**Stated goal:** Lines that hold the word "Opposite" should be located and copied.

— BEGIN —

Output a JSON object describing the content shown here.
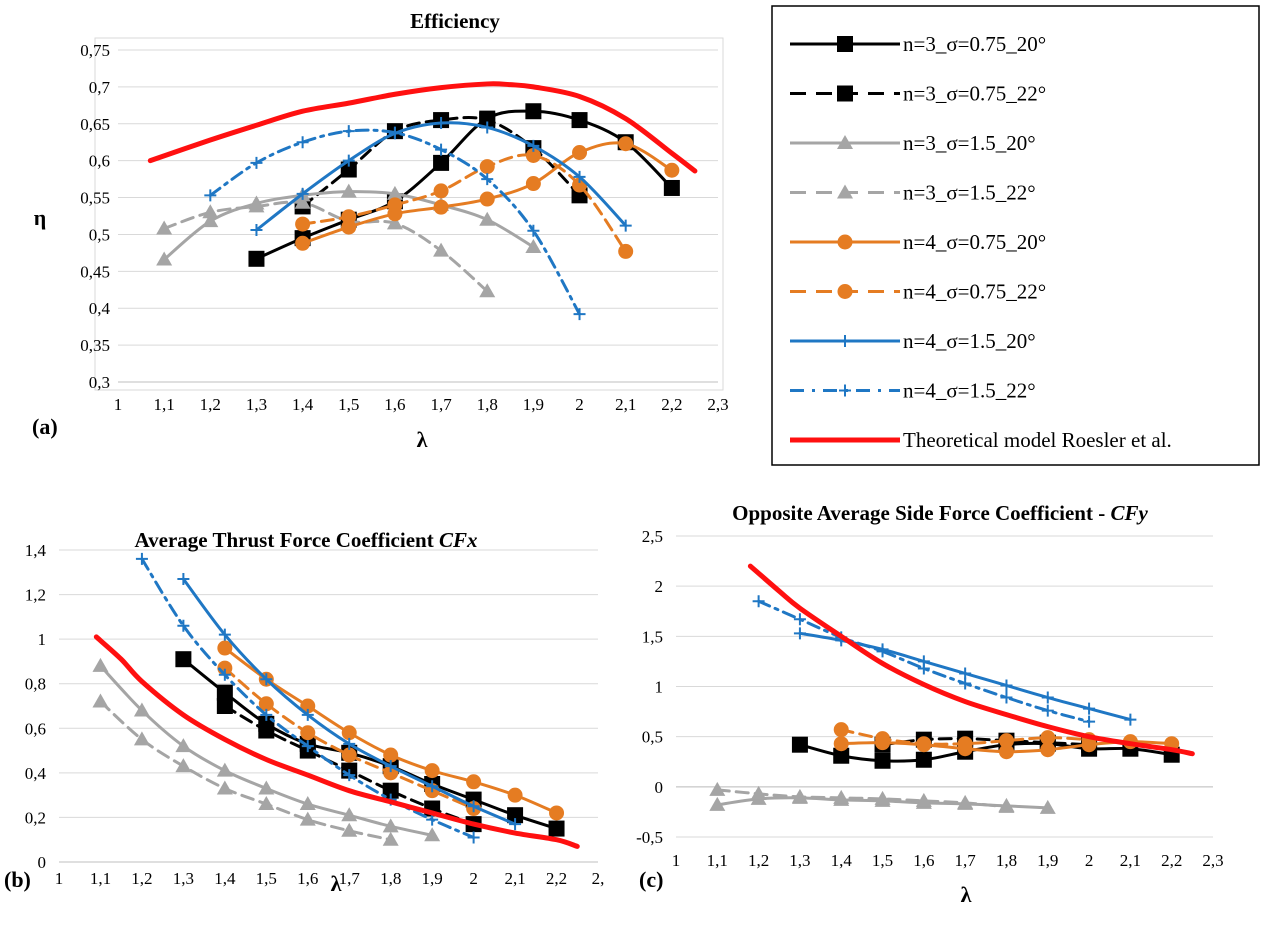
{
  "panels": [
    {
      "id": "a",
      "letter": "(a)",
      "title": "Efficiency",
      "title_italic_part": "",
      "xlabel": "λ",
      "ylabel": "η",
      "xlim": [
        1,
        2.3
      ],
      "ylim": [
        0.3,
        0.75
      ],
      "xticks": [
        "1",
        "1,1",
        "1,2",
        "1,3",
        "1,4",
        "1,5",
        "1,6",
        "1,7",
        "1,8",
        "1,9",
        "2",
        "2,1",
        "2,2",
        "2,3"
      ],
      "yticks": [
        "0,3",
        "0,35",
        "0,4",
        "0,45",
        "0,5",
        "0,55",
        "0,6",
        "0,65",
        "0,7",
        "0,75"
      ]
    },
    {
      "id": "b",
      "letter": "(b)",
      "title": "Average Thrust Force Coefficient ",
      "title_italic_part": "CFx",
      "xlabel": "λ",
      "ylabel": "",
      "xlim": [
        1,
        2.3
      ],
      "ylim": [
        0,
        1.4
      ],
      "xticks": [
        "1",
        "1,1",
        "1,2",
        "1,3",
        "1,4",
        "1,5",
        "1,6",
        "1,7",
        "1,8",
        "1,9",
        "2",
        "2,1",
        "2,2",
        "2,"
      ],
      "yticks": [
        "0",
        "0,2",
        "0,4",
        "0,6",
        "0,8",
        "1",
        "1,2",
        "1,4"
      ]
    },
    {
      "id": "c",
      "letter": "(c)",
      "title": "Opposite Average Side Force Coefficient  - ",
      "title_italic_part": "CFy",
      "xlabel": "λ",
      "ylabel": "",
      "xlim": [
        1,
        2.3
      ],
      "ylim": [
        -0.5,
        2.5
      ],
      "xticks": [
        "1",
        "1,1",
        "1,2",
        "1,3",
        "1,4",
        "1,5",
        "1,6",
        "1,7",
        "1,8",
        "1,9",
        "2",
        "2,1",
        "2,2",
        "2,3"
      ],
      "yticks": [
        "-0,5",
        "0",
        "0,5",
        "1",
        "1,5",
        "2",
        "2,5"
      ]
    }
  ],
  "legend": [
    {
      "label": "n=3_σ=0.75_20°",
      "color": "#000000",
      "marker": "square",
      "dashed": false
    },
    {
      "label": "n=3_σ=0.75_22°",
      "color": "#000000",
      "marker": "square",
      "dashed": true
    },
    {
      "label": "n=3_σ=1.5_20°",
      "color": "#a5a5a5",
      "marker": "triangle",
      "dashed": false
    },
    {
      "label": "n=3_σ=1.5_22°",
      "color": "#a5a5a5",
      "marker": "triangle",
      "dashed": true
    },
    {
      "label": "n=4_σ=0.75_20°",
      "color": "#e57c22",
      "marker": "circle",
      "dashed": false
    },
    {
      "label": "n=4_σ=0.75_22°",
      "color": "#e57c22",
      "marker": "circle",
      "dashed": true
    },
    {
      "label": "n=4_σ=1.5_20°",
      "color": "#1f77c4",
      "marker": "plus",
      "dashed": false
    },
    {
      "label": "n=4_σ=1.5_22°",
      "color": "#1f77c4",
      "marker": "plus",
      "dashed": true
    },
    {
      "label": "Theoretical model Roesler et al.",
      "color": "#ff1010",
      "marker": "none",
      "dashed": false
    }
  ],
  "chart_data": [
    {
      "type": "line",
      "title": "Efficiency",
      "xlabel": "λ",
      "ylabel": "η",
      "xlim": [
        1,
        2.3
      ],
      "ylim": [
        0.3,
        0.75
      ],
      "grid": true,
      "legend_position": "right",
      "series": [
        {
          "name": "n=3_σ=0.75_20°",
          "x": [
            1.3,
            1.4,
            1.5,
            1.6,
            1.7,
            1.8,
            1.9,
            2.0,
            2.1,
            2.2
          ],
          "y": [
            0.467,
            0.495,
            0.52,
            0.545,
            0.597,
            0.657,
            0.667,
            0.655,
            0.625,
            0.563
          ]
        },
        {
          "name": "n=3_σ=0.75_22°",
          "x": [
            1.4,
            1.5,
            1.6,
            1.7,
            1.8,
            1.9,
            2.0
          ],
          "y": [
            0.538,
            0.588,
            0.64,
            0.655,
            0.655,
            0.617,
            0.553
          ]
        },
        {
          "name": "n=3_σ=1.5_20°",
          "x": [
            1.1,
            1.2,
            1.3,
            1.4,
            1.5,
            1.6,
            1.7,
            1.8,
            1.9
          ],
          "y": [
            0.466,
            0.518,
            0.542,
            0.553,
            0.558,
            0.555,
            0.54,
            0.52,
            0.483
          ]
        },
        {
          "name": "n=3_σ=1.5_22°",
          "x": [
            1.1,
            1.2,
            1.3,
            1.4,
            1.5,
            1.6,
            1.7,
            1.8
          ],
          "y": [
            0.508,
            0.53,
            0.538,
            0.543,
            0.518,
            0.515,
            0.478,
            0.423
          ]
        },
        {
          "name": "n=4_σ=0.75_20°",
          "x": [
            1.4,
            1.5,
            1.6,
            1.7,
            1.8,
            1.9,
            2.0,
            2.1,
            2.2
          ],
          "y": [
            0.488,
            0.51,
            0.528,
            0.537,
            0.548,
            0.569,
            0.611,
            0.623,
            0.587
          ]
        },
        {
          "name": "n=4_σ=0.75_22°",
          "x": [
            1.4,
            1.5,
            1.6,
            1.7,
            1.8,
            1.9,
            2.0,
            2.1
          ],
          "y": [
            0.514,
            0.524,
            0.54,
            0.559,
            0.592,
            0.607,
            0.567,
            0.477
          ]
        },
        {
          "name": "n=4_σ=1.5_20°",
          "x": [
            1.3,
            1.4,
            1.5,
            1.6,
            1.7,
            1.8,
            1.9,
            2.0,
            2.1
          ],
          "y": [
            0.506,
            0.555,
            0.6,
            0.637,
            0.651,
            0.645,
            0.62,
            0.578,
            0.512
          ]
        },
        {
          "name": "n=4_σ=1.5_22°",
          "x": [
            1.2,
            1.3,
            1.4,
            1.5,
            1.6,
            1.7,
            1.8,
            1.9,
            2.0
          ],
          "y": [
            0.553,
            0.597,
            0.625,
            0.64,
            0.638,
            0.615,
            0.575,
            0.505,
            0.392
          ]
        },
        {
          "name": "Theoretical model Roesler et al.",
          "x": [
            1.07,
            1.2,
            1.3,
            1.4,
            1.5,
            1.6,
            1.7,
            1.8,
            1.85,
            1.9,
            2.0,
            2.1,
            2.2,
            2.25
          ],
          "y": [
            0.6,
            0.628,
            0.648,
            0.667,
            0.678,
            0.69,
            0.699,
            0.704,
            0.703,
            0.7,
            0.687,
            0.657,
            0.61,
            0.586
          ]
        }
      ]
    },
    {
      "type": "line",
      "title": "Average Thrust Force Coefficient CFx",
      "xlabel": "λ",
      "ylabel": "",
      "xlim": [
        1,
        2.3
      ],
      "ylim": [
        0,
        1.4
      ],
      "grid": true,
      "series": [
        {
          "name": "n=3_σ=0.75_20°",
          "x": [
            1.3,
            1.4,
            1.5,
            1.6,
            1.7,
            1.8,
            1.9,
            2.0,
            2.1,
            2.2
          ],
          "y": [
            0.91,
            0.76,
            0.62,
            0.53,
            0.49,
            0.43,
            0.35,
            0.28,
            0.21,
            0.15
          ]
        },
        {
          "name": "n=3_σ=0.75_22°",
          "x": [
            1.4,
            1.5,
            1.6,
            1.7,
            1.8,
            1.9,
            2.0
          ],
          "y": [
            0.7,
            0.59,
            0.5,
            0.41,
            0.32,
            0.24,
            0.17
          ]
        },
        {
          "name": "n=3_σ=1.5_20°",
          "x": [
            1.1,
            1.2,
            1.3,
            1.4,
            1.5,
            1.6,
            1.7,
            1.8,
            1.9
          ],
          "y": [
            0.88,
            0.68,
            0.52,
            0.41,
            0.33,
            0.26,
            0.21,
            0.16,
            0.12
          ]
        },
        {
          "name": "n=3_σ=1.5_22°",
          "x": [
            1.1,
            1.2,
            1.3,
            1.4,
            1.5,
            1.6,
            1.7,
            1.8
          ],
          "y": [
            0.72,
            0.55,
            0.43,
            0.33,
            0.26,
            0.19,
            0.14,
            0.1
          ]
        },
        {
          "name": "n=4_σ=0.75_20°",
          "x": [
            1.4,
            1.5,
            1.6,
            1.7,
            1.8,
            1.9,
            2.0,
            2.1,
            2.2
          ],
          "y": [
            0.96,
            0.82,
            0.7,
            0.58,
            0.48,
            0.41,
            0.36,
            0.3,
            0.22
          ]
        },
        {
          "name": "n=4_σ=0.75_22°",
          "x": [
            1.4,
            1.5,
            1.6,
            1.7,
            1.8,
            1.9,
            2.0
          ],
          "y": [
            0.87,
            0.71,
            0.58,
            0.48,
            0.4,
            0.32,
            0.24
          ]
        },
        {
          "name": "n=4_σ=1.5_20°",
          "x": [
            1.3,
            1.4,
            1.5,
            1.6,
            1.7,
            1.8,
            1.9,
            2.0,
            2.1
          ],
          "y": [
            1.27,
            1.02,
            0.82,
            0.66,
            0.53,
            0.43,
            0.34,
            0.25,
            0.17
          ]
        },
        {
          "name": "n=4_σ=1.5_22°",
          "x": [
            1.2,
            1.3,
            1.4,
            1.5,
            1.6,
            1.7,
            1.8,
            1.9,
            2.0
          ],
          "y": [
            1.36,
            1.06,
            0.84,
            0.66,
            0.52,
            0.39,
            0.28,
            0.19,
            0.11
          ]
        },
        {
          "name": "Theoretical model Roesler et al.",
          "x": [
            1.09,
            1.15,
            1.2,
            1.3,
            1.4,
            1.5,
            1.6,
            1.7,
            1.8,
            1.9,
            2.0,
            2.1,
            2.2,
            2.25
          ],
          "y": [
            1.01,
            0.91,
            0.81,
            0.66,
            0.55,
            0.46,
            0.39,
            0.32,
            0.27,
            0.22,
            0.17,
            0.13,
            0.1,
            0.07
          ]
        }
      ]
    },
    {
      "type": "line",
      "title": "Opposite Average Side Force Coefficient - CFy",
      "xlabel": "λ",
      "ylabel": "",
      "xlim": [
        1,
        2.3
      ],
      "ylim": [
        -0.5,
        2.5
      ],
      "grid": true,
      "series": [
        {
          "name": "n=3_σ=0.75_20°",
          "x": [
            1.3,
            1.4,
            1.5,
            1.6,
            1.7,
            1.8,
            1.9,
            2.0,
            2.1,
            2.2
          ],
          "y": [
            0.42,
            0.31,
            0.26,
            0.27,
            0.35,
            0.42,
            0.43,
            0.38,
            0.38,
            0.32
          ]
        },
        {
          "name": "n=3_σ=0.75_22°",
          "x": [
            1.5,
            1.6,
            1.7,
            1.8,
            1.9,
            2.0
          ],
          "y": [
            0.42,
            0.47,
            0.48,
            0.46,
            0.44,
            0.42
          ]
        },
        {
          "name": "n=3_σ=1.5_20°",
          "x": [
            1.1,
            1.2,
            1.3,
            1.4,
            1.5,
            1.6,
            1.7,
            1.8,
            1.9
          ],
          "y": [
            -0.18,
            -0.12,
            -0.11,
            -0.13,
            -0.14,
            -0.16,
            -0.17,
            -0.19,
            -0.21
          ]
        },
        {
          "name": "n=3_σ=1.5_22°",
          "x": [
            1.1,
            1.2,
            1.3,
            1.4,
            1.5,
            1.6,
            1.7,
            1.8
          ],
          "y": [
            -0.03,
            -0.07,
            -0.1,
            -0.11,
            -0.12,
            -0.14,
            -0.16,
            -0.2
          ]
        },
        {
          "name": "n=4_σ=0.75_20°",
          "x": [
            1.4,
            1.5,
            1.6,
            1.7,
            1.8,
            1.9,
            2.0,
            2.1,
            2.2
          ],
          "y": [
            0.43,
            0.44,
            0.42,
            0.38,
            0.35,
            0.37,
            0.42,
            0.45,
            0.43
          ]
        },
        {
          "name": "n=4_σ=0.75_22°",
          "x": [
            1.4,
            1.5,
            1.6,
            1.7,
            1.8,
            1.9,
            2.0
          ],
          "y": [
            0.57,
            0.48,
            0.43,
            0.43,
            0.46,
            0.49,
            0.47
          ]
        },
        {
          "name": "n=4_σ=1.5_20°",
          "x": [
            1.3,
            1.4,
            1.5,
            1.6,
            1.7,
            1.8,
            1.9,
            2.0,
            2.1
          ],
          "y": [
            1.53,
            1.46,
            1.37,
            1.25,
            1.13,
            1.01,
            0.89,
            0.78,
            0.67
          ]
        },
        {
          "name": "n=4_σ=1.5_22°",
          "x": [
            1.2,
            1.3,
            1.4,
            1.5,
            1.6,
            1.7,
            1.8,
            1.9,
            2.0
          ],
          "y": [
            1.85,
            1.67,
            1.49,
            1.35,
            1.18,
            1.03,
            0.89,
            0.76,
            0.65
          ]
        },
        {
          "name": "Theoretical model Roesler et al.",
          "x": [
            1.18,
            1.25,
            1.3,
            1.4,
            1.5,
            1.6,
            1.7,
            1.8,
            1.9,
            2.0,
            2.1,
            2.2,
            2.25
          ],
          "y": [
            2.2,
            1.95,
            1.78,
            1.5,
            1.23,
            1.02,
            0.85,
            0.72,
            0.6,
            0.5,
            0.43,
            0.37,
            0.33
          ]
        }
      ]
    }
  ]
}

— END —

**Task answer:**
      "title": "Opposite Average Side Force Coefficient  - ",
      "title": "Opposite Average Side Force Coefficient - CFy",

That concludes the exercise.